* _Set problem_:
Collect every line of the records below that contains the word "SULTAN".

* _Saved entries_:
○ ○ ○

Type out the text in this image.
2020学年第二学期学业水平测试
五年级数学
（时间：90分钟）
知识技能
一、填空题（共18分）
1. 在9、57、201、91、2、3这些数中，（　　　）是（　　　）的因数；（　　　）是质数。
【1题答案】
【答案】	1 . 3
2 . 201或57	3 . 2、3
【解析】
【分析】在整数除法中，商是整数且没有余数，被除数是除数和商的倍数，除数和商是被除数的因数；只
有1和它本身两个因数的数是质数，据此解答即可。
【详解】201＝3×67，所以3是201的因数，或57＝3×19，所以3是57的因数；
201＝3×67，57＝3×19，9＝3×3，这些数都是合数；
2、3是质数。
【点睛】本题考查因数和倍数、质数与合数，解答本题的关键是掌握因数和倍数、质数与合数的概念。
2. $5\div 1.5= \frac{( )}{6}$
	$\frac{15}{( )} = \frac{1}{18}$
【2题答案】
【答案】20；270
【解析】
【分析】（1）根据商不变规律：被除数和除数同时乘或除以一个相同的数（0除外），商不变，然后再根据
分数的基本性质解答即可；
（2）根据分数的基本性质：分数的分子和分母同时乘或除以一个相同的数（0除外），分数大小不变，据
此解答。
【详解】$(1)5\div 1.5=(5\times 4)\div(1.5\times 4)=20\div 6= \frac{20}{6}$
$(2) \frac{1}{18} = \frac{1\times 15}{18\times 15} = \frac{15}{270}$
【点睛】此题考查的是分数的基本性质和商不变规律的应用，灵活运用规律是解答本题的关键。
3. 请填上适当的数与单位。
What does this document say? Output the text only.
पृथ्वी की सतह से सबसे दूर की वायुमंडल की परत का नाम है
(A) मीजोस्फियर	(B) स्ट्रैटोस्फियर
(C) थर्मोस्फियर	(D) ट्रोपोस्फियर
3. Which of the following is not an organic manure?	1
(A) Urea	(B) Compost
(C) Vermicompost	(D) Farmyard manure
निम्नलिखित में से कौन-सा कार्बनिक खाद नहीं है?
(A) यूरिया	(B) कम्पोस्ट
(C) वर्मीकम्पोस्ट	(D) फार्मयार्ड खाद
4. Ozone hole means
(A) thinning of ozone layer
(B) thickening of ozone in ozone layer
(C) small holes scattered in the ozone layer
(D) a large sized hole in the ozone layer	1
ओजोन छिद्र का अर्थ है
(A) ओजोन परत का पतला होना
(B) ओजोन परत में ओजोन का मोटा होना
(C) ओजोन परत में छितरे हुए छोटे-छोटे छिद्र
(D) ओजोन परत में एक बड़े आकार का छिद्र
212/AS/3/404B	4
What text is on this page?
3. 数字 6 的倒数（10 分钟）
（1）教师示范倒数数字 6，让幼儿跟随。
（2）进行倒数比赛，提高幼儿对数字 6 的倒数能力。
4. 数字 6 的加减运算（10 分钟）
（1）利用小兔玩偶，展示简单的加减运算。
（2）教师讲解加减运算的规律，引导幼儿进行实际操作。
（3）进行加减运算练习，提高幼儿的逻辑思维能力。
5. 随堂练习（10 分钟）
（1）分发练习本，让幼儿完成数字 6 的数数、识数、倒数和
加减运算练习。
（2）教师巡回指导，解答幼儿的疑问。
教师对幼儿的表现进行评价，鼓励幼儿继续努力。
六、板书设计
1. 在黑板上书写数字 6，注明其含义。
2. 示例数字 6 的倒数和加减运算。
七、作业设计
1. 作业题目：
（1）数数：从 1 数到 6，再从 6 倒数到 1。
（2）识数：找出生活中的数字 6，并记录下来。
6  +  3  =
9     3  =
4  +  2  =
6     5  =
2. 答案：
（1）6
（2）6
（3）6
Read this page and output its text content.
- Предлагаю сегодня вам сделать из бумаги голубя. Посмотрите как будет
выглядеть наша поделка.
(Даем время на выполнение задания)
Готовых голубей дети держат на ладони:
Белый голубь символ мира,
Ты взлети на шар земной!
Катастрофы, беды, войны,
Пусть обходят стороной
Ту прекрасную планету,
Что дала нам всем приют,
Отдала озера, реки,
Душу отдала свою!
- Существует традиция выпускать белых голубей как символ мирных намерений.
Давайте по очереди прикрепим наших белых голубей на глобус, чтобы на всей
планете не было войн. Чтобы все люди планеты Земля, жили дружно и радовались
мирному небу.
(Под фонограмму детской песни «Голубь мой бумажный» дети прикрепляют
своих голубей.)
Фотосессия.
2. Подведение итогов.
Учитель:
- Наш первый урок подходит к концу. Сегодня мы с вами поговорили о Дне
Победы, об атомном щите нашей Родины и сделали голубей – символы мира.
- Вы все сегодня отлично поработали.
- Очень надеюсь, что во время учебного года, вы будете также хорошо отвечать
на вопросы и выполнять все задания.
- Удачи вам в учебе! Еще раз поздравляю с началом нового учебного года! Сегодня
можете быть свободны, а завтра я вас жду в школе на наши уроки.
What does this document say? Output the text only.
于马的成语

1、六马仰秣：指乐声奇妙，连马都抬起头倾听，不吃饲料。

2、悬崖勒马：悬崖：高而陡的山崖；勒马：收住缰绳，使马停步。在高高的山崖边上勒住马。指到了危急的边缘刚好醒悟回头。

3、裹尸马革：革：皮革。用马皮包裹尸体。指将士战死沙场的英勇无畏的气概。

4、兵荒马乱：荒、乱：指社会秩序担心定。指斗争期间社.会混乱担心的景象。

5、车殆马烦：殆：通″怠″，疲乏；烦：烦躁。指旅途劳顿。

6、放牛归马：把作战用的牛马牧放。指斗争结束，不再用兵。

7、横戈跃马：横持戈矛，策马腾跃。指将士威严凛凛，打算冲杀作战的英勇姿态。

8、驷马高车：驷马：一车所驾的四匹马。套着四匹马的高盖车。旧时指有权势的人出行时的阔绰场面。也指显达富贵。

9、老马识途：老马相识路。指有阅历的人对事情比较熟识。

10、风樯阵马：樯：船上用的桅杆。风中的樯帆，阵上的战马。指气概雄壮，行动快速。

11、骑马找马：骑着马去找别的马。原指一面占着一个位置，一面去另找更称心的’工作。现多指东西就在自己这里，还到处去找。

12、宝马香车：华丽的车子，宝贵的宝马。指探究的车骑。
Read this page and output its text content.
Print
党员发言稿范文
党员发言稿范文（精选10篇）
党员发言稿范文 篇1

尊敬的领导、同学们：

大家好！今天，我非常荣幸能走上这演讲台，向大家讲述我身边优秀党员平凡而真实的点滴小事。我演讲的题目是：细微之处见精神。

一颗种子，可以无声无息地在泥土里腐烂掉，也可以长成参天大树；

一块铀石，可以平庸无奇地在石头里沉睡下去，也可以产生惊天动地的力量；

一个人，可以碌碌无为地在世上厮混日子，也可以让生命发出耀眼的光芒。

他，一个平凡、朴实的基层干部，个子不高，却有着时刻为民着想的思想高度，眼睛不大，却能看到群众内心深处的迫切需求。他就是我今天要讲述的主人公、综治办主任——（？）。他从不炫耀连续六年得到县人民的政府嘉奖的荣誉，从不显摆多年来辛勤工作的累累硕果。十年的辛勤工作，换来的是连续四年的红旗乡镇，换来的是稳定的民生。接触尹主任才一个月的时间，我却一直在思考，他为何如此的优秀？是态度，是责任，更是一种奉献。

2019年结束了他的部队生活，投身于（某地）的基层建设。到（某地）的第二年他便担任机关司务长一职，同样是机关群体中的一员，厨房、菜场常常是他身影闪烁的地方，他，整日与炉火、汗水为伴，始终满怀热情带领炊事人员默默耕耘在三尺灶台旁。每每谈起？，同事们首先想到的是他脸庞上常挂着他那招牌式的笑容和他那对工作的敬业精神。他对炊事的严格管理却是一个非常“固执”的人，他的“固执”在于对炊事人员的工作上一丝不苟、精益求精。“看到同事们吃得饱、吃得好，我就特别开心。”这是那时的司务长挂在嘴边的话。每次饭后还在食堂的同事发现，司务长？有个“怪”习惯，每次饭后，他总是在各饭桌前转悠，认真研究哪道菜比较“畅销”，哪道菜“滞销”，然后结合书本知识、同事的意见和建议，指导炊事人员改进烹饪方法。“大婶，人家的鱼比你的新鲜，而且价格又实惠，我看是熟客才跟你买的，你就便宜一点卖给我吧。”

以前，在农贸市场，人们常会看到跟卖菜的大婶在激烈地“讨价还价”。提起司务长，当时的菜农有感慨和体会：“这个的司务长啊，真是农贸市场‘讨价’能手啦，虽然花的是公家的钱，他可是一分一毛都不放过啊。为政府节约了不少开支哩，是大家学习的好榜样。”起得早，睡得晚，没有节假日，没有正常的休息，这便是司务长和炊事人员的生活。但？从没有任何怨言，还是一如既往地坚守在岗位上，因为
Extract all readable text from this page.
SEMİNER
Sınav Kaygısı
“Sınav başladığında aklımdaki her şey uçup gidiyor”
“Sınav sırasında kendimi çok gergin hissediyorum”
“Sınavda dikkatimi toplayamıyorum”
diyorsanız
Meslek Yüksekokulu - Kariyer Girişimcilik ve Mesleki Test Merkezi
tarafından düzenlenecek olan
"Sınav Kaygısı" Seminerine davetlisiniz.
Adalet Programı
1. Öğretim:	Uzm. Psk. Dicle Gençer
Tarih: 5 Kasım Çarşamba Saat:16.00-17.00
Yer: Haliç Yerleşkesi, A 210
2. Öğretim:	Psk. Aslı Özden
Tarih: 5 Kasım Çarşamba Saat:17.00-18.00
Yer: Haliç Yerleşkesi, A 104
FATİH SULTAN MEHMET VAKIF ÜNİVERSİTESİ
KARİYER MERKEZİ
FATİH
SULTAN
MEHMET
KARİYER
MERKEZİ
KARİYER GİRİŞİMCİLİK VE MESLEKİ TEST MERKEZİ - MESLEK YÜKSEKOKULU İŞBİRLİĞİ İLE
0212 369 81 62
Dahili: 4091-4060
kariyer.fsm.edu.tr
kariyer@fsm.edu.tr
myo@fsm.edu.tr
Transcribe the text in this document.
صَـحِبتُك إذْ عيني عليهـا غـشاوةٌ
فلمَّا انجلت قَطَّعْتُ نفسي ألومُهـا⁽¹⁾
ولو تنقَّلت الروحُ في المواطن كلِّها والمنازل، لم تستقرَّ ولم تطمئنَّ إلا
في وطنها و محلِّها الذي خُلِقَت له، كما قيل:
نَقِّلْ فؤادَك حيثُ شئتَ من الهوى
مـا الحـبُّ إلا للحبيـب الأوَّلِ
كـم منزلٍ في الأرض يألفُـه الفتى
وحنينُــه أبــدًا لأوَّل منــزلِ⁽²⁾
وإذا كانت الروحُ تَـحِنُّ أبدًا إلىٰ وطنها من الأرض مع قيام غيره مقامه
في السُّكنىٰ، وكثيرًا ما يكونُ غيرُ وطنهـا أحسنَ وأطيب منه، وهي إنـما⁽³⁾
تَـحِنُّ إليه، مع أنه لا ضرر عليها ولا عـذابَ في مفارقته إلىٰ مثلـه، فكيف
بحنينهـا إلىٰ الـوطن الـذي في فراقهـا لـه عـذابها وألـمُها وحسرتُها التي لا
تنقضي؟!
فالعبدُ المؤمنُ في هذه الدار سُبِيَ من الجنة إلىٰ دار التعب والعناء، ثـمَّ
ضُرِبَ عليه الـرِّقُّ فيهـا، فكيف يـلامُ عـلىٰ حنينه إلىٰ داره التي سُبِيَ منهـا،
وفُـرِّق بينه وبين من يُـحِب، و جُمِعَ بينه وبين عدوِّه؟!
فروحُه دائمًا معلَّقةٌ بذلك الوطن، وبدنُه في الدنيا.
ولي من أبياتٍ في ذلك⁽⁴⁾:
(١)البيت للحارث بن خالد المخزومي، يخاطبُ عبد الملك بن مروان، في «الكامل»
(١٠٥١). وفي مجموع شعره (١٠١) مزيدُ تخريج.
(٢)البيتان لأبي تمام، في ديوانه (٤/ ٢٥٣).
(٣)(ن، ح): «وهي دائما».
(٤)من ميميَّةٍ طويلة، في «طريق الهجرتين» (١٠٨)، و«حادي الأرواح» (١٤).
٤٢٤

○ ○ ○

* _Result below_:
FATİH SULTAN MEHMET VAKIF ÜNİVERSİTESİ
SULTAN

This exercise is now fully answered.